**Exercise aim**. Select every line below containing the word "members".

━━━━━━━━━━━━━━━━━━━━━━━━━━━━━━

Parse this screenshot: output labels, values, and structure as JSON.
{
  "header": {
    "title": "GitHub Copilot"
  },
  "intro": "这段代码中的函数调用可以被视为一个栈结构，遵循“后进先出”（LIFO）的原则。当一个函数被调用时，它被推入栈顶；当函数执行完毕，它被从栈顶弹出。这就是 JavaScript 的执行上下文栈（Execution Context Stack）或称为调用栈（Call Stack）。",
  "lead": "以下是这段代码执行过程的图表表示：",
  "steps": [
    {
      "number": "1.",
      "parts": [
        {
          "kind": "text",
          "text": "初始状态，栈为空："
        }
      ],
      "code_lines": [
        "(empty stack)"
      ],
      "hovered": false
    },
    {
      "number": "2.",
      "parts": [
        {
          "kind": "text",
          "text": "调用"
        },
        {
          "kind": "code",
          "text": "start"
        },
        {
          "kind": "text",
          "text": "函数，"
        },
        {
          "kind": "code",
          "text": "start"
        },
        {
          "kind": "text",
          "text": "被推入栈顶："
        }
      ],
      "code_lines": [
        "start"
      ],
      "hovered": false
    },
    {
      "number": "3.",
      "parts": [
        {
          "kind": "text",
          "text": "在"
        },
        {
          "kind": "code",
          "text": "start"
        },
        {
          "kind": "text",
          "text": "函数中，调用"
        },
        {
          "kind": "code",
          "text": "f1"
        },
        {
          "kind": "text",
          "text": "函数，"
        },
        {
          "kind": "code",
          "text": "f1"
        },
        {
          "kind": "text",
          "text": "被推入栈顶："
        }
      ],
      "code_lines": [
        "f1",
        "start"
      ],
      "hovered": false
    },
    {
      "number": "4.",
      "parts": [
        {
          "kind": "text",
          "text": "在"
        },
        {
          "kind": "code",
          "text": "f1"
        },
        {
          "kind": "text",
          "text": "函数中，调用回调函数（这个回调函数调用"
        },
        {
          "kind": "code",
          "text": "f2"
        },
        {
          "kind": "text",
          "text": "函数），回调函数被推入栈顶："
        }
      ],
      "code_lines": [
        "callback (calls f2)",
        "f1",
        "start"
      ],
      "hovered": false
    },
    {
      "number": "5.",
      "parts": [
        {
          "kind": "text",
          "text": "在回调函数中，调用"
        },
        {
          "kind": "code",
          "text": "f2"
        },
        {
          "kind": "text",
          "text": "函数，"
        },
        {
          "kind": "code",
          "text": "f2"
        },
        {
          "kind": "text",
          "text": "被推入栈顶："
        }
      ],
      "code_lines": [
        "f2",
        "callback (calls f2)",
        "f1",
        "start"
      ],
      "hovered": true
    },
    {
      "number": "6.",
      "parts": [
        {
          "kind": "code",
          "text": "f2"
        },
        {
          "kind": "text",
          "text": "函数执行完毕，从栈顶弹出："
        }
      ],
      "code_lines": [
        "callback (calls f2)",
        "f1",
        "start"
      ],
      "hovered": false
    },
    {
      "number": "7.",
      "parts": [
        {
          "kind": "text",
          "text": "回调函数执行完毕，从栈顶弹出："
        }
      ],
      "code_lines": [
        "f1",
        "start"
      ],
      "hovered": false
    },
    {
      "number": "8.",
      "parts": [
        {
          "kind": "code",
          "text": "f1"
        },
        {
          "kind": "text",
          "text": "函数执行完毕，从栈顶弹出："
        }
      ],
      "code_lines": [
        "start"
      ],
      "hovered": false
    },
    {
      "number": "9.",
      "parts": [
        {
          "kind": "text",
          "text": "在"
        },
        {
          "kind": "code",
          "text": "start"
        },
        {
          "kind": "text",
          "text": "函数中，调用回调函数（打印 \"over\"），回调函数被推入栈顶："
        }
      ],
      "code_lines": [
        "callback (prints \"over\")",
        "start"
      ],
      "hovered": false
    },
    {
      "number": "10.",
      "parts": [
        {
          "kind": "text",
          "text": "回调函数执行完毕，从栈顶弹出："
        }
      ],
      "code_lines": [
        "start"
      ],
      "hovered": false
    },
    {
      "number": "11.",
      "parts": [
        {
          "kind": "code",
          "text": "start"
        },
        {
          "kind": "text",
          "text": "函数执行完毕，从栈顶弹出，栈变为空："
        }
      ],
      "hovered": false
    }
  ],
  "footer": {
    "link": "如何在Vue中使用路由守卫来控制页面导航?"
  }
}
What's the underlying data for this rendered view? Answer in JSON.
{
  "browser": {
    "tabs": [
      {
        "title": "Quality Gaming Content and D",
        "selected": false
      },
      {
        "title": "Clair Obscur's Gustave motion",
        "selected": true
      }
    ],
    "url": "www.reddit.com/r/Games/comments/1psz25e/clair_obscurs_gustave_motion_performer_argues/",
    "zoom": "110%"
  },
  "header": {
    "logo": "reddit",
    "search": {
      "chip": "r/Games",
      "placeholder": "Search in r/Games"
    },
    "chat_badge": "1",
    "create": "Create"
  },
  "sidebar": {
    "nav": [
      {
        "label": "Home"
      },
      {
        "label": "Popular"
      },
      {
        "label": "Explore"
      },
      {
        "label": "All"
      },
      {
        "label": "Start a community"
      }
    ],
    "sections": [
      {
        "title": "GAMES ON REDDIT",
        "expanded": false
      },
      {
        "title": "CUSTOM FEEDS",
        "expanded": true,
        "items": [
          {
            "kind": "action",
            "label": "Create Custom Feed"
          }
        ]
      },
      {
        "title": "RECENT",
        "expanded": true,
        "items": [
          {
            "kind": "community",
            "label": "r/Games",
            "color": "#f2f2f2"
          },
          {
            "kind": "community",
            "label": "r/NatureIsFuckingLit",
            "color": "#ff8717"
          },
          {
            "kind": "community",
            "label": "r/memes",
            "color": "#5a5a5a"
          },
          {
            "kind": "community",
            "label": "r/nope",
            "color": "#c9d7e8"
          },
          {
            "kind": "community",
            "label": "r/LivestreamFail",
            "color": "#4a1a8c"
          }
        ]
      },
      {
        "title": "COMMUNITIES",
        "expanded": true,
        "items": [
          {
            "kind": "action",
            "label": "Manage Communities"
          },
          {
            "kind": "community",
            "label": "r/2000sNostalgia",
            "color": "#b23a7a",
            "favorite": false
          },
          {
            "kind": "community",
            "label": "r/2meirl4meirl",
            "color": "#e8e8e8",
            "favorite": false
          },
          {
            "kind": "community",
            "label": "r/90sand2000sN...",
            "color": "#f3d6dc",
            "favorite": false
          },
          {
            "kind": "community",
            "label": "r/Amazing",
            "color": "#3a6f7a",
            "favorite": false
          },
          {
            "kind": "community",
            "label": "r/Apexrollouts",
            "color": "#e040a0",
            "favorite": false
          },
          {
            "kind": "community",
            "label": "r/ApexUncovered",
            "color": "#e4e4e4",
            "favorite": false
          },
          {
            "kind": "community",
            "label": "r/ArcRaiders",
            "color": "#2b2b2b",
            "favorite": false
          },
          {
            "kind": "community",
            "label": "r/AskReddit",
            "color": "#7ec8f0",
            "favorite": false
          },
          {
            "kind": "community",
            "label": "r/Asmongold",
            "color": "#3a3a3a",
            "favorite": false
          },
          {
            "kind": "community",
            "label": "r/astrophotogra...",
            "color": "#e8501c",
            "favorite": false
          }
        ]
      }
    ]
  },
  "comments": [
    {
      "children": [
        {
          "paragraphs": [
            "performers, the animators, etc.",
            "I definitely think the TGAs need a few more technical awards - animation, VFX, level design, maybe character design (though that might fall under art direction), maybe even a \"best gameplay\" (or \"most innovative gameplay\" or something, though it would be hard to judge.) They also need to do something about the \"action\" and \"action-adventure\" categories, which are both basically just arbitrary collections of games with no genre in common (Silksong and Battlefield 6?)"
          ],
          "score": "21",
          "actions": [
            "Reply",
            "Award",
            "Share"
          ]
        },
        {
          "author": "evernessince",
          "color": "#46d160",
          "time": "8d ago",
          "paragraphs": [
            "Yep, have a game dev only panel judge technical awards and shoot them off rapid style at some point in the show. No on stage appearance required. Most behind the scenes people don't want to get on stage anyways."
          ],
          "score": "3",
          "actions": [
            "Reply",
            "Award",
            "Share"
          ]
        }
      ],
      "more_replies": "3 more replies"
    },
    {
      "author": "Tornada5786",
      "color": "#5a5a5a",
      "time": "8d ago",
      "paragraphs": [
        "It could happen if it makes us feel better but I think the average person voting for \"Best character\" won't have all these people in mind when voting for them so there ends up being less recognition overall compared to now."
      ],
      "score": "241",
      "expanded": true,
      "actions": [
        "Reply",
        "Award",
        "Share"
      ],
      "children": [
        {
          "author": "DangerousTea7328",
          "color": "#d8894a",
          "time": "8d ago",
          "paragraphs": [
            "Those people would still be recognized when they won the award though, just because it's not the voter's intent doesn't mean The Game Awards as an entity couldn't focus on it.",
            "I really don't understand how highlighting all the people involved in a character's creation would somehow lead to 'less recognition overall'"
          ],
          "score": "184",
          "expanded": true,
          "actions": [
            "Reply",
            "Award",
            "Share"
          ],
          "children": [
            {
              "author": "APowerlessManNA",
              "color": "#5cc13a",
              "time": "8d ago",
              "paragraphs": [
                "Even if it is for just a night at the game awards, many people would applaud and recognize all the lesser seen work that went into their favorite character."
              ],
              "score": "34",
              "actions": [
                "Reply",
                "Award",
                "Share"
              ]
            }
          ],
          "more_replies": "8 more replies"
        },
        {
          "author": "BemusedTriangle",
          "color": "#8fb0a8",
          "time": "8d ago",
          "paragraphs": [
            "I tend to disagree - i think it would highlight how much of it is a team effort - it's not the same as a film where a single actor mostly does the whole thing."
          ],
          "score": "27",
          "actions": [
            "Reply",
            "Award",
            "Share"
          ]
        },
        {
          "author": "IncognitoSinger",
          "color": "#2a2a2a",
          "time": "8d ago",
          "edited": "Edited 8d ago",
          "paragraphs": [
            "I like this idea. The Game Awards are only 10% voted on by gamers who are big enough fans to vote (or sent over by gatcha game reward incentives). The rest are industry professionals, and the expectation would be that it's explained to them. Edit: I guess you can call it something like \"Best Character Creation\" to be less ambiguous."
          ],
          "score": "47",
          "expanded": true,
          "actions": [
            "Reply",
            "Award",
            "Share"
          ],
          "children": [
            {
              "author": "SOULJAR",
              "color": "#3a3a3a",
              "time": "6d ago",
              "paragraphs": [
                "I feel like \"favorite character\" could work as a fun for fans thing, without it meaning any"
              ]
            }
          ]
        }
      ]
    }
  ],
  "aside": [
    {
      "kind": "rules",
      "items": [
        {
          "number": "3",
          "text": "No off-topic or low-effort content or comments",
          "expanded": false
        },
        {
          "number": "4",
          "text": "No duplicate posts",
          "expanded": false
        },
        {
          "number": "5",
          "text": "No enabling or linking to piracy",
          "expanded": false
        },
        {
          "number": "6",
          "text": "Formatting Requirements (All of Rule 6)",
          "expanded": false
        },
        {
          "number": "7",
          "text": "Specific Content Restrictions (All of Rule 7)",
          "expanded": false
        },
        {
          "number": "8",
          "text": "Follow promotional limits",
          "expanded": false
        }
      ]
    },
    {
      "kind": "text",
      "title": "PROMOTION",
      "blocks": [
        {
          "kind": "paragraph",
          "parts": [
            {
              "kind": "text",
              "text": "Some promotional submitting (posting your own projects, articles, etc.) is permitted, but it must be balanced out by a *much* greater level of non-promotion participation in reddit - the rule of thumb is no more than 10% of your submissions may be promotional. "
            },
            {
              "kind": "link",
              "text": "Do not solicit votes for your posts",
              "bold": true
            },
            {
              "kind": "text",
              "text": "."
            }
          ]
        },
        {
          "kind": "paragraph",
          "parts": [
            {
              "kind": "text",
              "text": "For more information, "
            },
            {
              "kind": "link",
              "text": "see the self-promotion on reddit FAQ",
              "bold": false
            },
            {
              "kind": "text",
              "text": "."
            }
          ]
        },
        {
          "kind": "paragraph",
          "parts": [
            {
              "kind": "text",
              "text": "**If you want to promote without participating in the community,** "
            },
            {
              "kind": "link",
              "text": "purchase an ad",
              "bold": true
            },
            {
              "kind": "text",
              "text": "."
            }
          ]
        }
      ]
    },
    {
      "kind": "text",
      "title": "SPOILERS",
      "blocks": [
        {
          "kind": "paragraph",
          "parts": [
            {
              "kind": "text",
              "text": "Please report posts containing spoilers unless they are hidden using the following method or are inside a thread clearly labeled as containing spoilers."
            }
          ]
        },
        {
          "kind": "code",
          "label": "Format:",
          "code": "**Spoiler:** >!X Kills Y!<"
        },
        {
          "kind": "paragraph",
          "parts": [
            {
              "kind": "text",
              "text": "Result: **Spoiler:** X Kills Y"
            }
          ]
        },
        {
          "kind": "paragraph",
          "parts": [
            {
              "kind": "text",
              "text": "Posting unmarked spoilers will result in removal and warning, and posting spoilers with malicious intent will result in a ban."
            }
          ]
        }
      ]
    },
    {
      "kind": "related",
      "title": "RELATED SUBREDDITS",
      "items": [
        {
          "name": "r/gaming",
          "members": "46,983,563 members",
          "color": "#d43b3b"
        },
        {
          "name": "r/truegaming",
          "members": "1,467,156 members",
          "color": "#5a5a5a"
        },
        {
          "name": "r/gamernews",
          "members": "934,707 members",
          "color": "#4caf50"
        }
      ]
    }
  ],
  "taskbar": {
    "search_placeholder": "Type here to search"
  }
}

━━━━━━━━━━━━━━━━━━━━━━━━━━━━━━

**Output below**.
          "members": "46,983,563 members",
          "members": "1,467,156 members",
          "members": "934,707 members",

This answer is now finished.